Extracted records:
___

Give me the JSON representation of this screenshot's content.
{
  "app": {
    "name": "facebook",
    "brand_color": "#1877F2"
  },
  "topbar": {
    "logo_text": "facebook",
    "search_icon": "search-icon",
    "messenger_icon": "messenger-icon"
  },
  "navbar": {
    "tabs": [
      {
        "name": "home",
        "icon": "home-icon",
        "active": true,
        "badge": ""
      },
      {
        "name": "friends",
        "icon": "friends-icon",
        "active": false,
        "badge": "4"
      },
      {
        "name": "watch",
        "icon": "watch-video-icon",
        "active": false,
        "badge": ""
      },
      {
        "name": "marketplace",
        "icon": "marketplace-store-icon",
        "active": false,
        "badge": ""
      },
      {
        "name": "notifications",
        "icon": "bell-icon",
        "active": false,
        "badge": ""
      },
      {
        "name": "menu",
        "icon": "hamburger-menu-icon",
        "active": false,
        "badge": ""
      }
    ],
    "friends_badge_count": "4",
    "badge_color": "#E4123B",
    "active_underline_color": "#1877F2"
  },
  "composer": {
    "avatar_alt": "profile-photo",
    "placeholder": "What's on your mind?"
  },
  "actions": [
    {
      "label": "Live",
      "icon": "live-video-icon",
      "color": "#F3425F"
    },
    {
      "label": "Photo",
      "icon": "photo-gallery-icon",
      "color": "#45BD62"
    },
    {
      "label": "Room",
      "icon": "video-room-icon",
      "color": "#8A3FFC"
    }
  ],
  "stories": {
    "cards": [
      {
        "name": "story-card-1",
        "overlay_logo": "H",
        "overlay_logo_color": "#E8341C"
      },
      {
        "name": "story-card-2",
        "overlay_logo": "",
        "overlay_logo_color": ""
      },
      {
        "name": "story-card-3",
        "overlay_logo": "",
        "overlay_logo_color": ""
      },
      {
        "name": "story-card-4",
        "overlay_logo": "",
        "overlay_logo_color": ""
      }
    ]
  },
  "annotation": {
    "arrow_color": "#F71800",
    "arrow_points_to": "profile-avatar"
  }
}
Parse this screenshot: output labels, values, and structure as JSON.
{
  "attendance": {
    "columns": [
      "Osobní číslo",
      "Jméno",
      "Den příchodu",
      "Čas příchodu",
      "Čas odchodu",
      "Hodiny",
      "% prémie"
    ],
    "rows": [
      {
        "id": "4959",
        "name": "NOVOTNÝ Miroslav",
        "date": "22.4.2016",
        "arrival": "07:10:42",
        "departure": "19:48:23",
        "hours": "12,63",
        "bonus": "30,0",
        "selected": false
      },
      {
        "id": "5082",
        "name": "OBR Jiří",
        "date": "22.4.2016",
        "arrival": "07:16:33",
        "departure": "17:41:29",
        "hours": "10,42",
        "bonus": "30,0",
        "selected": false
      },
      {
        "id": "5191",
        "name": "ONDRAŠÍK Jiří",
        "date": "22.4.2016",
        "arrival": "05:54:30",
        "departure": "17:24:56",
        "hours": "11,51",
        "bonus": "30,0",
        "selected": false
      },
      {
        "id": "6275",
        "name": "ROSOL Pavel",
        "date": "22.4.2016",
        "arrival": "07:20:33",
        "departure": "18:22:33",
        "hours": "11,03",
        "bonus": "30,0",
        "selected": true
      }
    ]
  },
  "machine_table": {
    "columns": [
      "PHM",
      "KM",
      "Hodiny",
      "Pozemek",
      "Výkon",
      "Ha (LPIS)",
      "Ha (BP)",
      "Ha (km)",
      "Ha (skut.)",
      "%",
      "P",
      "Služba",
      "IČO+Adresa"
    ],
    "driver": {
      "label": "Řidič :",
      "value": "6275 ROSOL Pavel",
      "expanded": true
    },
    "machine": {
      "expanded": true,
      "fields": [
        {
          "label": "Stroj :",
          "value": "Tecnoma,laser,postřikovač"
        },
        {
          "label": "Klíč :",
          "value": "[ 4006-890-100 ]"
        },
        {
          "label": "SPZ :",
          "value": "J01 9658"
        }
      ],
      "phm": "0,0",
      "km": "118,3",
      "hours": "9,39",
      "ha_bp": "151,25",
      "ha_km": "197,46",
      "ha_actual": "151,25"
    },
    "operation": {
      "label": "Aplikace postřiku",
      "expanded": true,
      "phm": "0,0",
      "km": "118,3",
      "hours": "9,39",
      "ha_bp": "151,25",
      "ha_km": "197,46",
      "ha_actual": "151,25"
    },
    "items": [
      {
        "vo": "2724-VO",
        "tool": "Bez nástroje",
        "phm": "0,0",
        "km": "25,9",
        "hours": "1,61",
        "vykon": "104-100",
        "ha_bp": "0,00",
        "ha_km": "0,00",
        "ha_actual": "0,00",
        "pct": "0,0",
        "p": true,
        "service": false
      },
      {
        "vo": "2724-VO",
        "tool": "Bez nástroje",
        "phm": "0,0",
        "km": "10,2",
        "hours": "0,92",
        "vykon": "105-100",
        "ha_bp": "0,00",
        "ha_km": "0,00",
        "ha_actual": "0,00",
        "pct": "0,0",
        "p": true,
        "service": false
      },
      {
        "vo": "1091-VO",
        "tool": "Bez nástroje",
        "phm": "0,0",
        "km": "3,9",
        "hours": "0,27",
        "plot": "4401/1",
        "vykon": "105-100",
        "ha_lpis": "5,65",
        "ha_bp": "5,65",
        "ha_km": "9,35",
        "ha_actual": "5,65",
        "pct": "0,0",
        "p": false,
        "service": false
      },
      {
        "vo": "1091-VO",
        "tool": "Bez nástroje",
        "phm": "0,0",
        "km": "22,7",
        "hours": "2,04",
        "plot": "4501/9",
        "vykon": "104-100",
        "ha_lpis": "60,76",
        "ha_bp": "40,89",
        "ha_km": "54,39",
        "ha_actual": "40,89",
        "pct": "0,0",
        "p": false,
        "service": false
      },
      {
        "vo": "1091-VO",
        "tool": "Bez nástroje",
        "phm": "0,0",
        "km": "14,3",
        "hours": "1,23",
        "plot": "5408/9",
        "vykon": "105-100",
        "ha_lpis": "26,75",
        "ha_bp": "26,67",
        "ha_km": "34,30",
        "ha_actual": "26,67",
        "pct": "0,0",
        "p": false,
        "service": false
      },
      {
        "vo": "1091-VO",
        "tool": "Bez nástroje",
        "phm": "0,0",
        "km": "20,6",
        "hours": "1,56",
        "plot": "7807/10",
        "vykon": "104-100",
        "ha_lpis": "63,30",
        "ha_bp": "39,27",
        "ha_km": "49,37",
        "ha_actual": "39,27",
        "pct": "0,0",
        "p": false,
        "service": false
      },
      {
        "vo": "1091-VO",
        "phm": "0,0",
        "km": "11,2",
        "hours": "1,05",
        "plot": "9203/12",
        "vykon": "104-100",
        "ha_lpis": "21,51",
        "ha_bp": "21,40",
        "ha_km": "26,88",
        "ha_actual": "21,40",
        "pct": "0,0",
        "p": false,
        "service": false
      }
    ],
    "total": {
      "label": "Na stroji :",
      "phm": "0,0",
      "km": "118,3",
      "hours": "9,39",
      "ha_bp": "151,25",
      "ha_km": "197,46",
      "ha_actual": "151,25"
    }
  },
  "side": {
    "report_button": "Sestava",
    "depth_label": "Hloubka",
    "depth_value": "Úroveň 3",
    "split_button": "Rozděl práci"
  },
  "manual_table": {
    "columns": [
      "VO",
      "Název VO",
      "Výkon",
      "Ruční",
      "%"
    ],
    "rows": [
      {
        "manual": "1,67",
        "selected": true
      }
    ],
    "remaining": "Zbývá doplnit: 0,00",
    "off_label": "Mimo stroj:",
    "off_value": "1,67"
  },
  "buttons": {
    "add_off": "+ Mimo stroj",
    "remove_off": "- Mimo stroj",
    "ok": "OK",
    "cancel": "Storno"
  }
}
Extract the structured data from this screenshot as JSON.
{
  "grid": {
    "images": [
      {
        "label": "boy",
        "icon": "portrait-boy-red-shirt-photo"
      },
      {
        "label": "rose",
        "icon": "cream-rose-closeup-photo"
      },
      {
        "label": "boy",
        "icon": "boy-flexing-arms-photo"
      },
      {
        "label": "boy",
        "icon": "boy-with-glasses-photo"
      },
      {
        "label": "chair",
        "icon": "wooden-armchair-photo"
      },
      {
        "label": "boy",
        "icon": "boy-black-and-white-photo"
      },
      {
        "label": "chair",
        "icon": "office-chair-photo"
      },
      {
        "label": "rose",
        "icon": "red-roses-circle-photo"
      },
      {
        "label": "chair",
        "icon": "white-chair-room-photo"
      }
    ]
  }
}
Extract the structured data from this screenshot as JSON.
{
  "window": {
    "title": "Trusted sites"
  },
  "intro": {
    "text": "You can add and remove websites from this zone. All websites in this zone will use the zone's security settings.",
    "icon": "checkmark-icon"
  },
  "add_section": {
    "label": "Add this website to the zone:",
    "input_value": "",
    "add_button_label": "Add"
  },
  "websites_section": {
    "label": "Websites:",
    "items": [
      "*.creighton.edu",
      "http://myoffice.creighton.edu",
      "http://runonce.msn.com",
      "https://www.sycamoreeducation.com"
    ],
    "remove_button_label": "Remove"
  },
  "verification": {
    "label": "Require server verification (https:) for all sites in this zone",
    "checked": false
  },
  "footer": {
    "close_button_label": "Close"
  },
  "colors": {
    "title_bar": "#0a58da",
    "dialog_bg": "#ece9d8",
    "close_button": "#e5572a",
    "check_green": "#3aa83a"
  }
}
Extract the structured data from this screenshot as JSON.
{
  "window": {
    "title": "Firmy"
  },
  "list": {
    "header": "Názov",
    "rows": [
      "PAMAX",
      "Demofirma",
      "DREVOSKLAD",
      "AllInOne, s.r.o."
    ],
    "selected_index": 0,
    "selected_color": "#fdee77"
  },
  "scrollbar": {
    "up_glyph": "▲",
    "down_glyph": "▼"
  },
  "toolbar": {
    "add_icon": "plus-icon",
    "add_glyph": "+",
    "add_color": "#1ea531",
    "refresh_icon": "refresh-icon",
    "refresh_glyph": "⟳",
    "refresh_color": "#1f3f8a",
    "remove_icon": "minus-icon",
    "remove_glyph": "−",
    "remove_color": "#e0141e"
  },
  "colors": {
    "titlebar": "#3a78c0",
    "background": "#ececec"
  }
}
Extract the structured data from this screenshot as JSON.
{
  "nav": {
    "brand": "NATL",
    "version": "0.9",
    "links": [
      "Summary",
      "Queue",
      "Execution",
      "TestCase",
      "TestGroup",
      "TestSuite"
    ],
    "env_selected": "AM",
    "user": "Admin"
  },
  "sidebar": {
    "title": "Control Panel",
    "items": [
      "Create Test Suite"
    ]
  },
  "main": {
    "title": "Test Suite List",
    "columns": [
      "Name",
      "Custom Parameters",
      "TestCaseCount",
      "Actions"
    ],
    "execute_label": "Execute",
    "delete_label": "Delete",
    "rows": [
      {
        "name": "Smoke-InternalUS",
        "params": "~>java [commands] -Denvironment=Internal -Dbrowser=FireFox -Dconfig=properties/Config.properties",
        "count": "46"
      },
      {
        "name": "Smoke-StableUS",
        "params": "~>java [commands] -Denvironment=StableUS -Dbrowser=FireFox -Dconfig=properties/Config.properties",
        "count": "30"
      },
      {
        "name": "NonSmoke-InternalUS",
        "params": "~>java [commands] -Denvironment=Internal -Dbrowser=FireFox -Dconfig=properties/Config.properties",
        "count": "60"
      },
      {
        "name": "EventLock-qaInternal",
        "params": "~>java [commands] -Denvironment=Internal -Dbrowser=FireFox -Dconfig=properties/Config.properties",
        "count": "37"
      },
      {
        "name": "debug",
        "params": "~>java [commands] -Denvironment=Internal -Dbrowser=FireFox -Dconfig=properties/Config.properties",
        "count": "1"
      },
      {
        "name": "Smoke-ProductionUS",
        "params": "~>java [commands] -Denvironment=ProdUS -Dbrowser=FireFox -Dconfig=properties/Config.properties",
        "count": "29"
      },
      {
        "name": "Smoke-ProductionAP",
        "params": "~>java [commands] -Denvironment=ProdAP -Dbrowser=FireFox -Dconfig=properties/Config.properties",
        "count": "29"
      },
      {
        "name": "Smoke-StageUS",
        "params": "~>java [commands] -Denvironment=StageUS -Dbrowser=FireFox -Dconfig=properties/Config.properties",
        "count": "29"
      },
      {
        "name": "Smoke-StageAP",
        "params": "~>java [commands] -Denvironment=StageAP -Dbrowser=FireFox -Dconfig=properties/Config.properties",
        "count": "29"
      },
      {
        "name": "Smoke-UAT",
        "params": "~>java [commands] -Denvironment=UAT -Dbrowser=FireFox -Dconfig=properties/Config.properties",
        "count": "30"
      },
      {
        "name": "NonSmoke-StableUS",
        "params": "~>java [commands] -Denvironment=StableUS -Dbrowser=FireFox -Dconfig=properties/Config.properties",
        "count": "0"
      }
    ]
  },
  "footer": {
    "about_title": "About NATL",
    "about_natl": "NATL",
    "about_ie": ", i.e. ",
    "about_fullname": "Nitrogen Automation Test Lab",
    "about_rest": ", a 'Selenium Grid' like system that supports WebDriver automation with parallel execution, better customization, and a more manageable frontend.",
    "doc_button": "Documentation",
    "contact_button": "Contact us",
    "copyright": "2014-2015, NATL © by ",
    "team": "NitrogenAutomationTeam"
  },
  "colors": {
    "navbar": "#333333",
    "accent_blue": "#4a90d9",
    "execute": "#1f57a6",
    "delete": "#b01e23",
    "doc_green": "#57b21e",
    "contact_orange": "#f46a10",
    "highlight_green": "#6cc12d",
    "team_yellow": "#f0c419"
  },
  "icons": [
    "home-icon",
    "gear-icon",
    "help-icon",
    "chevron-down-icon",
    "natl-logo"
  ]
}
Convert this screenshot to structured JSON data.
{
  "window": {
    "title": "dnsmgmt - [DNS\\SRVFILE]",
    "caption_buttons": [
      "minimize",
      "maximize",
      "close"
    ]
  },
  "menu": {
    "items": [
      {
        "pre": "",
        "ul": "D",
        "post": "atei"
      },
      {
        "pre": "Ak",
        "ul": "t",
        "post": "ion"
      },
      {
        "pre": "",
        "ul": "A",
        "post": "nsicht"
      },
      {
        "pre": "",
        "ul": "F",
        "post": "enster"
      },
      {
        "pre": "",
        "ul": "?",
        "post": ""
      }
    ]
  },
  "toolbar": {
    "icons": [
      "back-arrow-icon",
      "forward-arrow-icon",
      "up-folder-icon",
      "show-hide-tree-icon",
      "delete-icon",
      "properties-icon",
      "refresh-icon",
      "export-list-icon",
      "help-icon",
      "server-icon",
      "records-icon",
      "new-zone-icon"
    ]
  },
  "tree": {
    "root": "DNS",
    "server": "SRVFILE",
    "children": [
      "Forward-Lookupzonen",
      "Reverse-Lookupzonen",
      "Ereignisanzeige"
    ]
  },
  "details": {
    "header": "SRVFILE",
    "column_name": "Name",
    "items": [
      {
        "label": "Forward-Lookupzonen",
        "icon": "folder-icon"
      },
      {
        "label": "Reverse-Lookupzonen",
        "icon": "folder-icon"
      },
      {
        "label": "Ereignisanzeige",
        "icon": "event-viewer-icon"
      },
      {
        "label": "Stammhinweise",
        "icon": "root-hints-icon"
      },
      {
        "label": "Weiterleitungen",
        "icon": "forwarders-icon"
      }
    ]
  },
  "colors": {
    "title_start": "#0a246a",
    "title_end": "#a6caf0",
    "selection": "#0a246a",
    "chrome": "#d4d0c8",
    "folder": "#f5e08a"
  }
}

___

### Request
Pick out every line above that holds the word "menu" and copy it.

### Answer to the exercise
        "name": "menu",
        "icon": "hamburger-menu-icon",
  "menu": {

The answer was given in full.